--- SUPPLIED MATERIAL ---
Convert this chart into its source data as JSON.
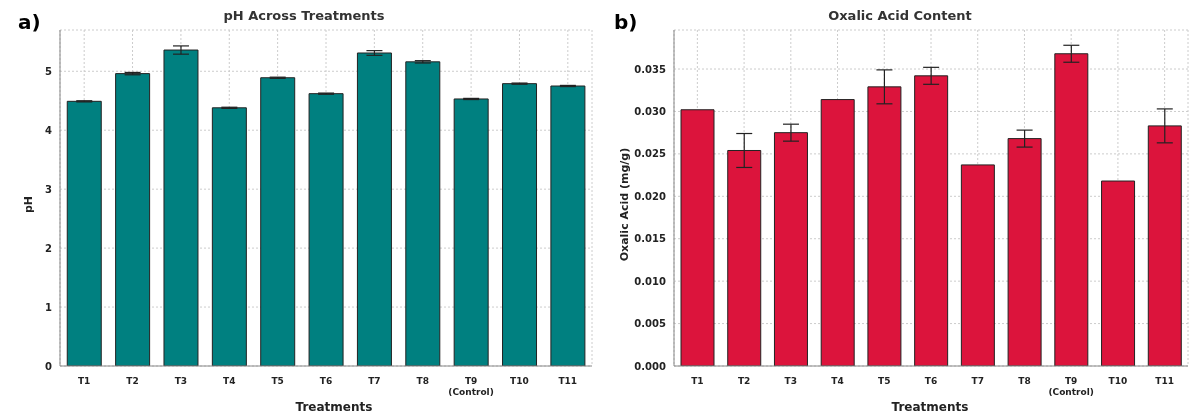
{
  "chart_data": [
    {
      "type": "bar",
      "title": "pH Across Treatments",
      "xlabel": "Treatments",
      "ylabel": "pH",
      "annotations": [
        "a)"
      ],
      "categories": [
        "T1",
        "T2",
        "T3",
        "T4",
        "T5",
        "T6",
        "T7",
        "T8",
        "T9\n(Control)",
        "T10",
        "T11"
      ],
      "series": [
        {
          "color": "#008080",
          "values": [
            4.49,
            4.96,
            5.36,
            4.38,
            4.89,
            4.62,
            5.31,
            5.16,
            4.53,
            4.79,
            4.75
          ],
          "errors": [
            0.01,
            0.02,
            0.07,
            0.01,
            0.01,
            0.01,
            0.04,
            0.02,
            0.01,
            0.01,
            0.01
          ]
        }
      ],
      "ylim": [
        0,
        5.7
      ],
      "yticks": [
        0,
        1,
        2,
        3,
        4,
        5
      ],
      "grid": true,
      "legend": false
    },
    {
      "type": "bar",
      "title": "Oxalic Acid Content",
      "xlabel": "Treatments",
      "ylabel": "Oxalic Acid (mg/g)",
      "annotations": [
        "b)"
      ],
      "categories": [
        "T1",
        "T2",
        "T3",
        "T4",
        "T5",
        "T6",
        "T7",
        "T8",
        "T9\n(Control)",
        "T10",
        "T11"
      ],
      "series": [
        {
          "color": "#dc143c",
          "values": [
            0.0302,
            0.0254,
            0.0275,
            0.0314,
            0.0329,
            0.0342,
            0.0237,
            0.0268,
            0.0368,
            0.0218,
            0.0283
          ],
          "errors": [
            null,
            0.002,
            0.001,
            null,
            0.002,
            0.001,
            null,
            0.001,
            0.001,
            null,
            0.002
          ]
        }
      ],
      "ylim": [
        0,
        0.0396
      ],
      "yticks": [
        {
          "value": 0,
          "label": "0.000"
        },
        {
          "value": 0.005,
          "label": "0.005"
        },
        {
          "value": 0.01,
          "label": "0.010"
        },
        {
          "value": 0.015,
          "label": "0.015"
        },
        {
          "value": 0.02,
          "label": "0.020"
        },
        {
          "value": 0.025,
          "label": "0.025"
        },
        {
          "value": 0.03,
          "label": "0.030"
        },
        {
          "value": 0.035,
          "label": "0.035"
        }
      ],
      "grid": true,
      "legend": false
    }
  ]
}
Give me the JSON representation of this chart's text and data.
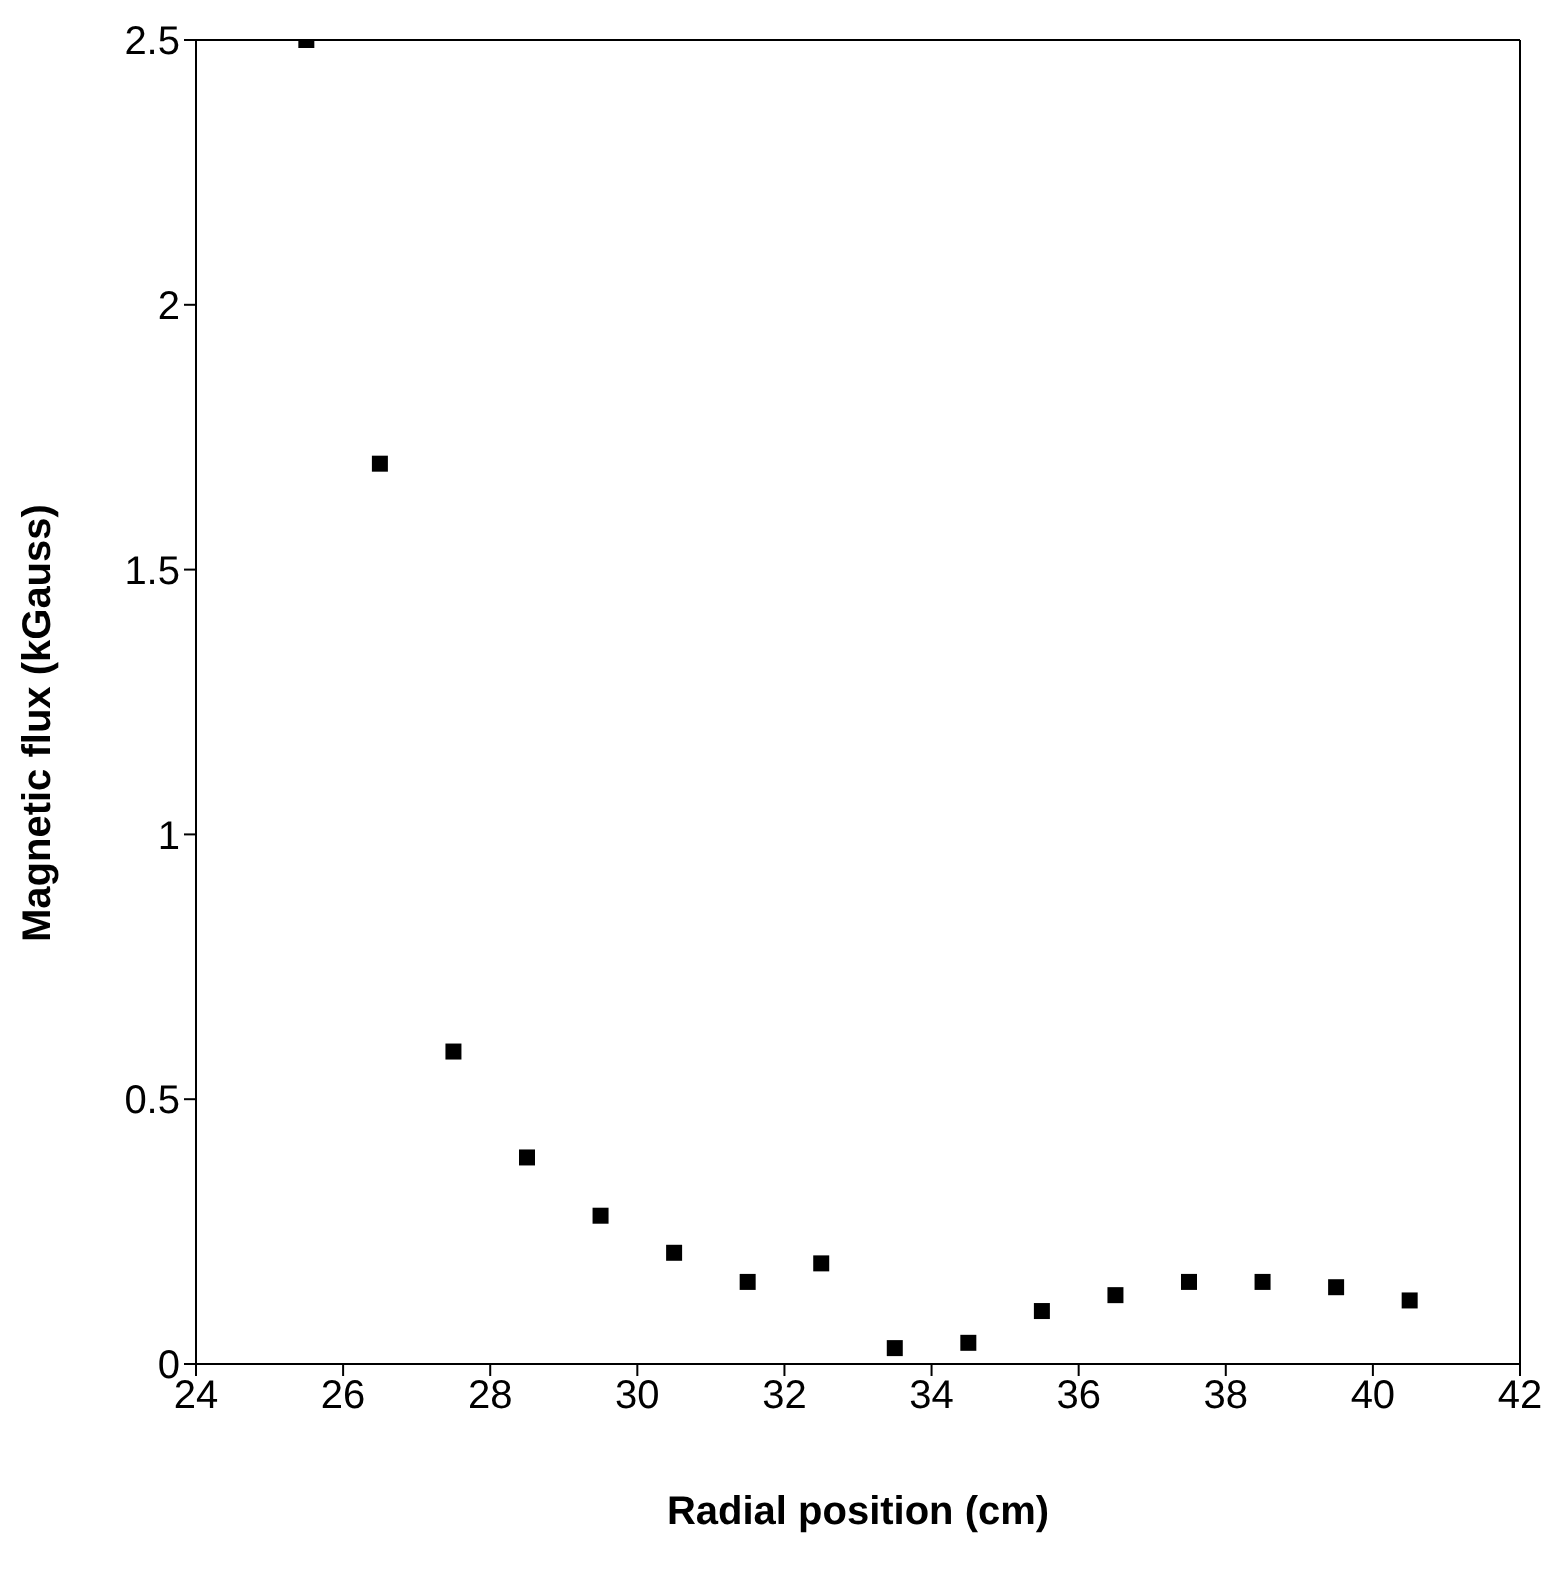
{
  "chart_data": {
    "type": "scatter",
    "xlabel": "Radial position (cm)",
    "ylabel": "Magnetic flux (kGauss)",
    "x": [
      25.5,
      26.5,
      27.5,
      28.5,
      29.5,
      30.5,
      31.5,
      32.5,
      33.5,
      34.5,
      35.5,
      36.5,
      37.5,
      38.5,
      39.5,
      40.5
    ],
    "values": [
      2.5,
      1.7,
      0.59,
      0.39,
      0.28,
      0.21,
      0.155,
      0.19,
      0.03,
      0.04,
      0.1,
      0.13,
      0.155,
      0.155,
      0.145,
      0.12
    ],
    "color": "#000000",
    "marker": "square",
    "xlim": [
      24,
      42
    ],
    "xticks": [
      24,
      26,
      28,
      30,
      32,
      34,
      36,
      38,
      40,
      42
    ],
    "ylim": [
      0,
      2.5
    ],
    "yticks": [
      0,
      0.5,
      1,
      1.5,
      2,
      2.5
    ]
  }
}
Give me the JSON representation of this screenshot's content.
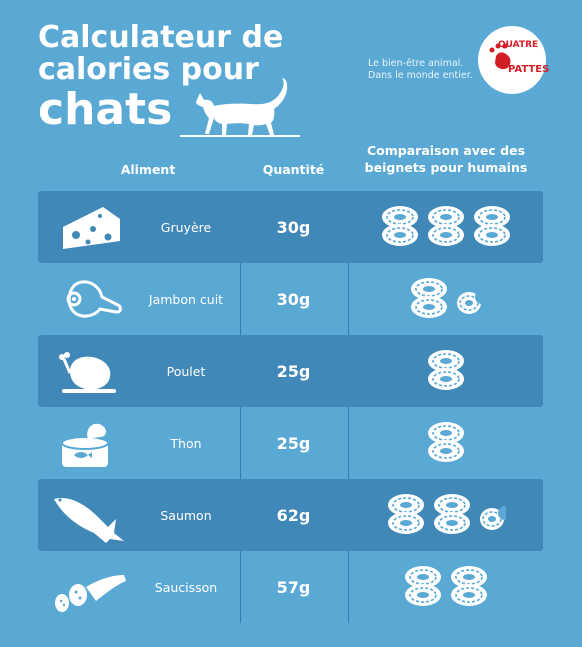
---
> _PROBLEM REQUIREMENTS_:
Copy out each line of the entries that holds "representation".

> _EXERCISE OUTPUT_:
Give me the JSON representation of this chart's text and data.
Give me the JSON representation of this screenshot's content.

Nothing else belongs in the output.